> CHALLENGE:
Every record here should be printed again exactly.

> LISTING:
——
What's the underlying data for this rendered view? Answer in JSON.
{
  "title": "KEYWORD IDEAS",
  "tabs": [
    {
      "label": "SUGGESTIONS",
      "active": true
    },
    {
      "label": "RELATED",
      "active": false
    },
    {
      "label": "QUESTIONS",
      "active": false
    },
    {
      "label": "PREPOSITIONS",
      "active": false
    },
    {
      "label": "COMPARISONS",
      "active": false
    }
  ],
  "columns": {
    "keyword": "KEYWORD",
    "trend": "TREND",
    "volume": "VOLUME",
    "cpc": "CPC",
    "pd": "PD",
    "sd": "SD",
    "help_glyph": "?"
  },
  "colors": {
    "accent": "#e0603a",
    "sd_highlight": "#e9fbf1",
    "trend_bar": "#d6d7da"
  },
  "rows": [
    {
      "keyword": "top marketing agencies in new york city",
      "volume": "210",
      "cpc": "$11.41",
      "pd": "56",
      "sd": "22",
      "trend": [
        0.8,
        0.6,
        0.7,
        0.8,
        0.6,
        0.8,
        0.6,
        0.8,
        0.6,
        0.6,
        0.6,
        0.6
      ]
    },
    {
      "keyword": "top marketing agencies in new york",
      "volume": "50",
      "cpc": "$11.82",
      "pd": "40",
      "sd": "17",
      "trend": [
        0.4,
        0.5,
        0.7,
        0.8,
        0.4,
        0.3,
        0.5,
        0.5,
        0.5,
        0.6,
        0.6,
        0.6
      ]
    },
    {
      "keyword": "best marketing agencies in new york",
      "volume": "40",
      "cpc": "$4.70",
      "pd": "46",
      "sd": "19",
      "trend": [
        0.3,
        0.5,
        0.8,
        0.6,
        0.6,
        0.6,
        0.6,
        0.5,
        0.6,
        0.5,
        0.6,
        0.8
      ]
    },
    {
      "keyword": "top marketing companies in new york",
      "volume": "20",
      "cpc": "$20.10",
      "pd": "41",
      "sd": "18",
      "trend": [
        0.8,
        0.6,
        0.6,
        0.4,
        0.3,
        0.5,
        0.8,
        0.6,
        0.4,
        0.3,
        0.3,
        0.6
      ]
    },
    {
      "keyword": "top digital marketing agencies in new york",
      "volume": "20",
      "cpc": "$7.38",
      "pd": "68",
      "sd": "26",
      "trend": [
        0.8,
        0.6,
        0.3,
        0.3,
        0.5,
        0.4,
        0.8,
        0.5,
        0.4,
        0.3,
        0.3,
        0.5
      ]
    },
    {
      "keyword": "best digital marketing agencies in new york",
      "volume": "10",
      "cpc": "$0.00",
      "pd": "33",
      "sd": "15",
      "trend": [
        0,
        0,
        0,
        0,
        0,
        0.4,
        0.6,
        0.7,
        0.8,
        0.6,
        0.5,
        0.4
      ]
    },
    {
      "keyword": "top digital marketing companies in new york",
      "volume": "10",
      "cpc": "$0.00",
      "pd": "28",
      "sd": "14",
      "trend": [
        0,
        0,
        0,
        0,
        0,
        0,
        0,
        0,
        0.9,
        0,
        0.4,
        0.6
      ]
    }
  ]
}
——
> EXERCISE SOLUTION:
What's the underlying data for this rendered view? Answer in JSON.
{
  "title": "KEYWORD IDEAS",
  "tabs": [
    {
      "label": "SUGGESTIONS",
      "active": true
    },
    {
      "label": "RELATED",
      "active": false
    },
    {
      "label": "QUESTIONS",
      "active": false
    },
    {
      "label": "PREPOSITIONS",
      "active": false
    },
    {
      "label": "COMPARISONS",
      "active": false
    }
  ],
  "columns": {
    "keyword": "KEYWORD",
    "trend": "TREND",
    "volume": "VOLUME",
    "cpc": "CPC",
    "pd": "PD",
    "sd": "SD",
    "help_glyph": "?"
  },
  "colors": {
    "accent": "#e0603a",
    "sd_highlight": "#e9fbf1",
    "trend_bar": "#d6d7da"
  },
  "rows": [
    {
      "keyword": "top marketing agencies in new york city",
      "volume": "210",
      "cpc": "$11.41",
      "pd": "56",
      "sd": "22",
      "trend": [
        0.8,
        0.6,
        0.7,
        0.8,
        0.6,
        0.8,
        0.6,
        0.8,
        0.6,
        0.6,
        0.6,
        0.6
      ]
    },
    {
      "keyword": "top marketing agencies in new york",
      "volume": "50",
      "cpc": "$11.82",
      "pd": "40",
      "sd": "17",
      "trend": [
        0.4,
        0.5,
        0.7,
        0.8,
        0.4,
        0.3,
        0.5,
        0.5,
        0.5,
        0.6,
        0.6,
        0.6
      ]
    },
    {
      "keyword": "best marketing agencies in new york",
      "volume": "40",
      "cpc": "$4.70",
      "pd": "46",
      "sd": "19",
      "trend": [
        0.3,
        0.5,
        0.8,
        0.6,
        0.6,
        0.6,
        0.6,
        0.5,
        0.6,
        0.5,
        0.6,
        0.8
      ]
    },
    {
      "keyword": "top marketing companies in new york",
      "volume": "20",
      "cpc": "$20.10",
      "pd": "41",
      "sd": "18",
      "trend": [
        0.8,
        0.6,
        0.6,
        0.4,
        0.3,
        0.5,
        0.8,
        0.6,
        0.4,
        0.3,
        0.3,
        0.6
      ]
    },
    {
      "keyword": "top digital marketing agencies in new york",
      "volume": "20",
      "cpc": "$7.38",
      "pd": "68",
      "sd": "26",
      "trend": [
        0.8,
        0.6,
        0.3,
        0.3,
        0.5,
        0.4,
        0.8,
        0.5,
        0.4,
        0.3,
        0.3,
        0.5
      ]
    },
    {
      "keyword": "best digital marketing agencies in new york",
      "volume": "10",
      "cpc": "$0.00",
      "pd": "33",
      "sd": "15",
      "trend": [
        0,
        0,
        0,
        0,
        0,
        0.4,
        0.6,
        0.7,
        0.8,
        0.6,
        0.5,
        0.4
      ]
    },
    {
      "keyword": "top digital marketing companies in new york",
      "volume": "10",
      "cpc": "$0.00",
      "pd": "28",
      "sd": "14",
      "trend": [
        0,
        0,
        0,
        0,
        0,
        0,
        0,
        0,
        0.9,
        0,
        0.4,
        0.6
      ]
    }
  ]
}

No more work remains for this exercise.